Records supplied -
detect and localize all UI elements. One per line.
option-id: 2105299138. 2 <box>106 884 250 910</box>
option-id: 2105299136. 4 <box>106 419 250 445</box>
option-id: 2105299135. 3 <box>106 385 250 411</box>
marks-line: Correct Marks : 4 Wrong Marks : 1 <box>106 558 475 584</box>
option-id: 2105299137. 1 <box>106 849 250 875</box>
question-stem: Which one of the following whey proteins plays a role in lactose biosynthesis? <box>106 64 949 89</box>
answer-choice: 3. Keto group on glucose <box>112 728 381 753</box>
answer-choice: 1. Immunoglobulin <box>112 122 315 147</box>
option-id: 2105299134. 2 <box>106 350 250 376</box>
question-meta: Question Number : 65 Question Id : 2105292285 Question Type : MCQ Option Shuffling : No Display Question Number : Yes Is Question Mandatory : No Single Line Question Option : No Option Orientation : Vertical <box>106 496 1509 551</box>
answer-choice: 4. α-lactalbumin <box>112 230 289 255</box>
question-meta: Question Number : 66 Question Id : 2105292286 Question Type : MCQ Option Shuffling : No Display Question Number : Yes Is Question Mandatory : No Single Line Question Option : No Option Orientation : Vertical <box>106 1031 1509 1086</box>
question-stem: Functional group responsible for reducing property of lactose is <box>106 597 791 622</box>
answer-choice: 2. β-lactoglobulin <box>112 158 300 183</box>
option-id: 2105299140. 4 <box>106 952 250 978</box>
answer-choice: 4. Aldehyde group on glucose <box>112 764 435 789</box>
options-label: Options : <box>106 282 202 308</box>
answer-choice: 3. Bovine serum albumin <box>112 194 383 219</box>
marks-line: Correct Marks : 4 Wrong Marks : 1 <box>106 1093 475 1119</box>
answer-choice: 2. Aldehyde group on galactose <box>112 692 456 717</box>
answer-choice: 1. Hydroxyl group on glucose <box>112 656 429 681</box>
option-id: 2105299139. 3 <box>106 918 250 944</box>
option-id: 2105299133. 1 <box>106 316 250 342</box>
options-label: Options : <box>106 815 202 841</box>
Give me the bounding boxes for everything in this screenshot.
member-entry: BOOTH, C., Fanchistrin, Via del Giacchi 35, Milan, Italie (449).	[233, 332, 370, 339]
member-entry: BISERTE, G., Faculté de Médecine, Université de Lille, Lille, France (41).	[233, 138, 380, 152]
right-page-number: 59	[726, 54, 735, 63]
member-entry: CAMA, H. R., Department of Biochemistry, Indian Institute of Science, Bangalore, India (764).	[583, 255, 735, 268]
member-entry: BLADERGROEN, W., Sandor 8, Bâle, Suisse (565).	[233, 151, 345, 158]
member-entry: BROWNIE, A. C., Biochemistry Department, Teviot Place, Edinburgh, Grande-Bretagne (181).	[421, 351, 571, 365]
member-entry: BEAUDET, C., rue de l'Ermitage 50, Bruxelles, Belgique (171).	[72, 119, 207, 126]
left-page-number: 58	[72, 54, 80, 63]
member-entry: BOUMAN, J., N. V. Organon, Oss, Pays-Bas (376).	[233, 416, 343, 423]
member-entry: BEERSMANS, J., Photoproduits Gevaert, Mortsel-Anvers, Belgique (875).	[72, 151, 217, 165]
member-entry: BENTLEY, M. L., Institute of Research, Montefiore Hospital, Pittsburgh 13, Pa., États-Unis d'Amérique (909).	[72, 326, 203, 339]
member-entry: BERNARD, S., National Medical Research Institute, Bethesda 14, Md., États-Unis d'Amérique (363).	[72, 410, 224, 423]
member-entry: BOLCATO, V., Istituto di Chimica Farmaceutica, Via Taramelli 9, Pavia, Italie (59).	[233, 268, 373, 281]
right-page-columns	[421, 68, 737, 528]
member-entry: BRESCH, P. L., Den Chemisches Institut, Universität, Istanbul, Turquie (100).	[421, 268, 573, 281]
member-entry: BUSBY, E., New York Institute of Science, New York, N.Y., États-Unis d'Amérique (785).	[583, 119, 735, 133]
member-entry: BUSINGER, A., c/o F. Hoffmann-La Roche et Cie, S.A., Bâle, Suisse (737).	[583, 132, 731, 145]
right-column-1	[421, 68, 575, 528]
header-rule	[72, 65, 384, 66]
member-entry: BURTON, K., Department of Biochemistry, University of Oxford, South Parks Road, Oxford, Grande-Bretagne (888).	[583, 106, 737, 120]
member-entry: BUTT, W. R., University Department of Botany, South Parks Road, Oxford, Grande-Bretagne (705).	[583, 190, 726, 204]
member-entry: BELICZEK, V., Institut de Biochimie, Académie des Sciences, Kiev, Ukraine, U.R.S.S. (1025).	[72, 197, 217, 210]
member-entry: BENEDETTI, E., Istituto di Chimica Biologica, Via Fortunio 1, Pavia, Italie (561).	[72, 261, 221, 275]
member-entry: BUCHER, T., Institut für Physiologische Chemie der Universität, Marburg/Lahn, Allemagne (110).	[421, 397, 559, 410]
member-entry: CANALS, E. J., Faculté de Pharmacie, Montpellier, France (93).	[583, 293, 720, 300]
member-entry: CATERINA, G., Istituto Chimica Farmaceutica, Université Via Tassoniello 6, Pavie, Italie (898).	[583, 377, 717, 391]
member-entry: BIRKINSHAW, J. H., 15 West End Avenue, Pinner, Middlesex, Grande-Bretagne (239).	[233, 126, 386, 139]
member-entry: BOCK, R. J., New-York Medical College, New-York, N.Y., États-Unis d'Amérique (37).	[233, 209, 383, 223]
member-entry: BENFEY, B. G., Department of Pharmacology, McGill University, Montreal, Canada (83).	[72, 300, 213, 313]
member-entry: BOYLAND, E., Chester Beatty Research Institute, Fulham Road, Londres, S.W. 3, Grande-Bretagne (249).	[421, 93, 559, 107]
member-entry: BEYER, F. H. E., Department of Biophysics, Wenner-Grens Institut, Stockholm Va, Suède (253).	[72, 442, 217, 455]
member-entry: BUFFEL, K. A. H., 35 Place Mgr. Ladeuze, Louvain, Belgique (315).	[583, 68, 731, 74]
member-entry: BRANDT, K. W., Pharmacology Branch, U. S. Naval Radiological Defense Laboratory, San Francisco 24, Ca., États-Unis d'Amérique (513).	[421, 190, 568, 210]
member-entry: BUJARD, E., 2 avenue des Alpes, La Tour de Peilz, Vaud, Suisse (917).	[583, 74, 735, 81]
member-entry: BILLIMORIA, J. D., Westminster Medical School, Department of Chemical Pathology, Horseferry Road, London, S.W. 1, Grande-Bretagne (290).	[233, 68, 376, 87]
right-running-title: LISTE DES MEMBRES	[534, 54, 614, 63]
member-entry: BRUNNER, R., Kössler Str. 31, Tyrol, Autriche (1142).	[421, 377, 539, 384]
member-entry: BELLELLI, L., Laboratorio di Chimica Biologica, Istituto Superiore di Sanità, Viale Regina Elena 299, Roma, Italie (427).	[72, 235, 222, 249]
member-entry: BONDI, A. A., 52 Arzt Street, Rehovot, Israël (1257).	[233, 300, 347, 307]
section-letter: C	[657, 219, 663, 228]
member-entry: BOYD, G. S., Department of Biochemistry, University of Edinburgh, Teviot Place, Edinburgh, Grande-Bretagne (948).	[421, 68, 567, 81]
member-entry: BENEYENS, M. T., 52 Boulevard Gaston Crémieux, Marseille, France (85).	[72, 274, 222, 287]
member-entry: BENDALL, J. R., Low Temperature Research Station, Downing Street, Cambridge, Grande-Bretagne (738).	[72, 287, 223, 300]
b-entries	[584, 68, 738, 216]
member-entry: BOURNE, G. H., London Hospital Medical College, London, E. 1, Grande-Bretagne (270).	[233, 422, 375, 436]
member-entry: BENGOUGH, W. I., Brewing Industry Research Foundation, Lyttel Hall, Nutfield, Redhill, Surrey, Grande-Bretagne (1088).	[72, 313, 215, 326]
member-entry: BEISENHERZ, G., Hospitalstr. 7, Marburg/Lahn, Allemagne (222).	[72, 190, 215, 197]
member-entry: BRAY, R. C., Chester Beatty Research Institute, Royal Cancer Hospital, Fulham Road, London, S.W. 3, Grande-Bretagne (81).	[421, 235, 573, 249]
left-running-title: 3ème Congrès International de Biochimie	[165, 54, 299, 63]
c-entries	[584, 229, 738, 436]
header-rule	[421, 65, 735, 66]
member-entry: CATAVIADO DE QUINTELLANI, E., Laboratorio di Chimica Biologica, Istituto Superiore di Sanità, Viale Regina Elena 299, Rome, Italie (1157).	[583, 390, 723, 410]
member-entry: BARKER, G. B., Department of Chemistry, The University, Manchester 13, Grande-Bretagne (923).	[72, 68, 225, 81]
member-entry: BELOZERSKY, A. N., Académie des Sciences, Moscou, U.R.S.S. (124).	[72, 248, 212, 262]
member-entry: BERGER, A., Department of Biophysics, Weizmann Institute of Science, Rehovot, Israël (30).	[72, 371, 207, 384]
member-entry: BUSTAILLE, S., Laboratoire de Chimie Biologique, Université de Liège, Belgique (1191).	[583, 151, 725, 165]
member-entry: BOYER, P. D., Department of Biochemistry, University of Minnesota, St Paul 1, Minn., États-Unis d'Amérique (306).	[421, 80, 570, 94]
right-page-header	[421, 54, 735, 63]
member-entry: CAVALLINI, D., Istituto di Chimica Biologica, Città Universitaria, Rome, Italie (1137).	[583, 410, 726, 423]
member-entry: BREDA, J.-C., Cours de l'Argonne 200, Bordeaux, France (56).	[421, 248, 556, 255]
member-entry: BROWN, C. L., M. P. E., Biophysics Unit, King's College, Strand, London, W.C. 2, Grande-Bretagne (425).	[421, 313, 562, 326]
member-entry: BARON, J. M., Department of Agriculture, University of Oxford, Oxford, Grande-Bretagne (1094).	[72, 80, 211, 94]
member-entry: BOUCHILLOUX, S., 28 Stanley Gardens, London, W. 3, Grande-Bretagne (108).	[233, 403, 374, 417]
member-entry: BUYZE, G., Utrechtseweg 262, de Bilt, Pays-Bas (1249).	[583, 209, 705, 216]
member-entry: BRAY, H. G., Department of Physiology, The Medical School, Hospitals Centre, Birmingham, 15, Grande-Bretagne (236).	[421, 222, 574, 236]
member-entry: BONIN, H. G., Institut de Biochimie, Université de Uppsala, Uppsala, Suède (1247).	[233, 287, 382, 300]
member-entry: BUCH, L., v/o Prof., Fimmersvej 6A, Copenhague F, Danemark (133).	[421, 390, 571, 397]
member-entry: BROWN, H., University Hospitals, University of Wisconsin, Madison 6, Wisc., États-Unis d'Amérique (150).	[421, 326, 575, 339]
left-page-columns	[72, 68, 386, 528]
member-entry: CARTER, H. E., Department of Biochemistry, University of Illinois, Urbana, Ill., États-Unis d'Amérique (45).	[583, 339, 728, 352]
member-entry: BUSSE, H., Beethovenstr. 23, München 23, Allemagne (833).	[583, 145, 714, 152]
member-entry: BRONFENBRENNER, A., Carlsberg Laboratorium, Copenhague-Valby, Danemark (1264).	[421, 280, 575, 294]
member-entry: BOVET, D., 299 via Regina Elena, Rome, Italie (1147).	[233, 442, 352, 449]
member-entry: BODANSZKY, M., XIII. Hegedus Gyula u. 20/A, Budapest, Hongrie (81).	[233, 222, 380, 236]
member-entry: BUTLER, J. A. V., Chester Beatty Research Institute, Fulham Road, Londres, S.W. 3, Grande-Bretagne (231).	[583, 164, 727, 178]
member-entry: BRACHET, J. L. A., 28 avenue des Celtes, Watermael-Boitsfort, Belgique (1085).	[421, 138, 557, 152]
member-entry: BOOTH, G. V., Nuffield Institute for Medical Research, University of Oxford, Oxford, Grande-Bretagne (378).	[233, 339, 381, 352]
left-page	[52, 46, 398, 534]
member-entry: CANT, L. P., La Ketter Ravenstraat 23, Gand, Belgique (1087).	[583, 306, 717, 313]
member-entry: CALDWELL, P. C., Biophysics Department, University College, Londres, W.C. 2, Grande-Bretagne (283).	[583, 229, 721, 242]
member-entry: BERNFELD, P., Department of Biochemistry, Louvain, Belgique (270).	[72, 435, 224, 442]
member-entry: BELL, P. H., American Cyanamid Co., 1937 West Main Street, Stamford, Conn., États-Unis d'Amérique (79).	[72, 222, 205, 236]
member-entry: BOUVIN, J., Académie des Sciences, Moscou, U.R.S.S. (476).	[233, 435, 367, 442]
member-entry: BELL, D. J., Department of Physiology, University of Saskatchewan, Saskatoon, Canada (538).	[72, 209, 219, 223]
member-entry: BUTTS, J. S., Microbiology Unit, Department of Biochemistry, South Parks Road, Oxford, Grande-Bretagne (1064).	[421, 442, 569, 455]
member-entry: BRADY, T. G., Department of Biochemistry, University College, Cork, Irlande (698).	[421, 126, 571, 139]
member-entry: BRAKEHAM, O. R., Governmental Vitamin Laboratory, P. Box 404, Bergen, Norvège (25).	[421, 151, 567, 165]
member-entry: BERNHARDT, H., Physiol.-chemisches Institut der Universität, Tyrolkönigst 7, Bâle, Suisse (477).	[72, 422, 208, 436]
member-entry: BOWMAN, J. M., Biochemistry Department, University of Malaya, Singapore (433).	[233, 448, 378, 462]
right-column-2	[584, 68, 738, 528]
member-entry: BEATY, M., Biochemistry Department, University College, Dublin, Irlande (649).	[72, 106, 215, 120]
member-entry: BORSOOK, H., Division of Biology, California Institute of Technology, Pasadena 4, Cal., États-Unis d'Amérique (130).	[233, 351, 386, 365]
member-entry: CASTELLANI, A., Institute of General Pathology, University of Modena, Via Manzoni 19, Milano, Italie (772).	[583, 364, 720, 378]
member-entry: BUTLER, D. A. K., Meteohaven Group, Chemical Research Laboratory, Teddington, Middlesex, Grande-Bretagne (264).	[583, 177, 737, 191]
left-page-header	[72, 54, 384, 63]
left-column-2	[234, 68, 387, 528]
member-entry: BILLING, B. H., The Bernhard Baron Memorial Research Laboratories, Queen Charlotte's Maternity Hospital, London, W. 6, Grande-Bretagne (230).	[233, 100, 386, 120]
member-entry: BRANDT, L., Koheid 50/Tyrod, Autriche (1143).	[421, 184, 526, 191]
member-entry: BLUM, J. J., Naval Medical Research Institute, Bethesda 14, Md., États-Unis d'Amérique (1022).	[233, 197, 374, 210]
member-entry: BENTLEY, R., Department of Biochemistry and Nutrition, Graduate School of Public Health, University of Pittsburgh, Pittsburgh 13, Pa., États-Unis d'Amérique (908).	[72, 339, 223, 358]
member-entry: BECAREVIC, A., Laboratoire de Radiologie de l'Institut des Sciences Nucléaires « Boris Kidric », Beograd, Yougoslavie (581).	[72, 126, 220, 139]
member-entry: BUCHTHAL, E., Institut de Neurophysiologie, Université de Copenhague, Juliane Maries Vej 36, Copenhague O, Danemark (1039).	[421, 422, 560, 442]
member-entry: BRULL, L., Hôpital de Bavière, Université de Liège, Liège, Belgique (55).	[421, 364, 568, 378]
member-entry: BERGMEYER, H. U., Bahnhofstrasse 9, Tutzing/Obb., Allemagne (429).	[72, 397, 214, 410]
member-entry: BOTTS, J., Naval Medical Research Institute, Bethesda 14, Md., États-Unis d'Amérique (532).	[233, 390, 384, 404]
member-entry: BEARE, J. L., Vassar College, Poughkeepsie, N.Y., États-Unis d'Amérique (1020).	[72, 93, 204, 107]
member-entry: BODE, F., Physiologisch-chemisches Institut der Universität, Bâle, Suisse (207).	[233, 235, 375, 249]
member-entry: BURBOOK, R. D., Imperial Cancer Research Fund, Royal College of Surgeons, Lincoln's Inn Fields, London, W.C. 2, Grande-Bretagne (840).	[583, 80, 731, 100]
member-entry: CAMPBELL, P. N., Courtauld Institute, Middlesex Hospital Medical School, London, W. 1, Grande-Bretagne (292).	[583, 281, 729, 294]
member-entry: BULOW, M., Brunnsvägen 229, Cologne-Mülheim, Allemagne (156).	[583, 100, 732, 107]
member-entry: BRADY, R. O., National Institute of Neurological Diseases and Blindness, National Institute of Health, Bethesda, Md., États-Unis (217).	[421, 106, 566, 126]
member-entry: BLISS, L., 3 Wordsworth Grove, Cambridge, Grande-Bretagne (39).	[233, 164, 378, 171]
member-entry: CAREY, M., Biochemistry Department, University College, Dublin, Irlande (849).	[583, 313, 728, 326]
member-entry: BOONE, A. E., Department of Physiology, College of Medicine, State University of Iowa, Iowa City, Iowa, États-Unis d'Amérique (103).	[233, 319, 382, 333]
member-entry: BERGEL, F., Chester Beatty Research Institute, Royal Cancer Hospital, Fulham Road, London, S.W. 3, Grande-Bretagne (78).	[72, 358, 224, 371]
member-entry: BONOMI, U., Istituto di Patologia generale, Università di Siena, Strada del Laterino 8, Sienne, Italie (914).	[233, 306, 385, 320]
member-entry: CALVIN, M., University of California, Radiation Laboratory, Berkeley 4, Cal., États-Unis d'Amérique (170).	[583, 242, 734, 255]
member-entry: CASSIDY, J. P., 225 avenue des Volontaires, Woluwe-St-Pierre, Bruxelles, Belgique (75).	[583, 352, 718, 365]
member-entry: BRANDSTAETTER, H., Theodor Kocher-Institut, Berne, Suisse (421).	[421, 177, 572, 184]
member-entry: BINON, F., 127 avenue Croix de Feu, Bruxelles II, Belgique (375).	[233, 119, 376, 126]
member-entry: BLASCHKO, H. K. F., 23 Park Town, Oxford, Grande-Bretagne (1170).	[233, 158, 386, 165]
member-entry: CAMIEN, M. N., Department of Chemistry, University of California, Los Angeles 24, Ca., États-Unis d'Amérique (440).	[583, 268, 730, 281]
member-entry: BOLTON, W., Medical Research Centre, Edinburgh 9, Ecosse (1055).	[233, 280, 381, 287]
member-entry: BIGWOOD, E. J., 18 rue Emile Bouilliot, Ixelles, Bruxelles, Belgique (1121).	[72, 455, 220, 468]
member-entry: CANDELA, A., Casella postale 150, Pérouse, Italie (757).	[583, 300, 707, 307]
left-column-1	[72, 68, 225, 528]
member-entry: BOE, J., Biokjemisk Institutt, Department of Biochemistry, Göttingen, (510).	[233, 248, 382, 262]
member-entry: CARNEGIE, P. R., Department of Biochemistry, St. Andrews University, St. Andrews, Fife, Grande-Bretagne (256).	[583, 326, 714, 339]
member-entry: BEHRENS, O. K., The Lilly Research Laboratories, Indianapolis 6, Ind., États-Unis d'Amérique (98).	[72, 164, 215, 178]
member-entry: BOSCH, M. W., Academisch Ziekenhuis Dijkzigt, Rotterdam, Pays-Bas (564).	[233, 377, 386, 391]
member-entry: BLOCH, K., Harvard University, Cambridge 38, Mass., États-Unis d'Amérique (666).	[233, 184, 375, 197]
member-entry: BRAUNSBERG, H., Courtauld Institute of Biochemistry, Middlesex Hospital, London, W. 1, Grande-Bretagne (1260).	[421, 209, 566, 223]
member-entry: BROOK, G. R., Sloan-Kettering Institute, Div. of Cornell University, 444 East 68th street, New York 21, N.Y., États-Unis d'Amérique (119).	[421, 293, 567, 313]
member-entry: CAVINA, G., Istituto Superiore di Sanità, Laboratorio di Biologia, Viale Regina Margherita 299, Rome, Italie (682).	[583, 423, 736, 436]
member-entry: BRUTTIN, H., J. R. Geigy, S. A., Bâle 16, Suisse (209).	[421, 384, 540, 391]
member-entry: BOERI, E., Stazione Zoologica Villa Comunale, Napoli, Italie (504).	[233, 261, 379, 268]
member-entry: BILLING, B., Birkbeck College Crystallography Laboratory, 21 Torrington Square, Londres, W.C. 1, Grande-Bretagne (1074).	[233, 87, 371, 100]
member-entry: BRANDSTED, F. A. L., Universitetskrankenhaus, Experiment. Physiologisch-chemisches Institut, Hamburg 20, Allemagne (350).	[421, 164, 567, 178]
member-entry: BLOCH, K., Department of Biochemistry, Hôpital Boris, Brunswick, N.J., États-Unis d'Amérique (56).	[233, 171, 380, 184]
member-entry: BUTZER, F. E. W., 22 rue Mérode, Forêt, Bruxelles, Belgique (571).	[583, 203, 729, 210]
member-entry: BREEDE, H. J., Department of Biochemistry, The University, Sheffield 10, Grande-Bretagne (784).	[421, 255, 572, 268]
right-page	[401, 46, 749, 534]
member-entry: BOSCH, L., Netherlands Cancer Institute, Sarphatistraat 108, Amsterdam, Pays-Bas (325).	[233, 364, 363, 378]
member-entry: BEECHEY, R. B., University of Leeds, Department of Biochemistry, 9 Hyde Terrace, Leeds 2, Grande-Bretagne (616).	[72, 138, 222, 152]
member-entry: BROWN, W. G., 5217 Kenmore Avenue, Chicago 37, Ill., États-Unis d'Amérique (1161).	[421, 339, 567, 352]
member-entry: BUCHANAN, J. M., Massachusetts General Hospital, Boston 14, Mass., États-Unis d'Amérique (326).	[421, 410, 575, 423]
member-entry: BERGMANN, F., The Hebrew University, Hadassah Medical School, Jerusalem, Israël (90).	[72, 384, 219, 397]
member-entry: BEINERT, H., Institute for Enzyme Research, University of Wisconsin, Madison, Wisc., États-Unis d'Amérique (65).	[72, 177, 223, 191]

Your objective - Search the data for the string "Marburg" and copy every line where it appears.

Your response -
member-entry: BUCHER, T., Institut für Physiologische Chemie der Universität, Marburg/Lahn, Allemagne (110).	[421, 397, 559, 410]
member-entry: BEISENHERZ, G., Hospitalstr. 7, Marburg/Lahn, Allemagne (222).	[72, 190, 215, 197]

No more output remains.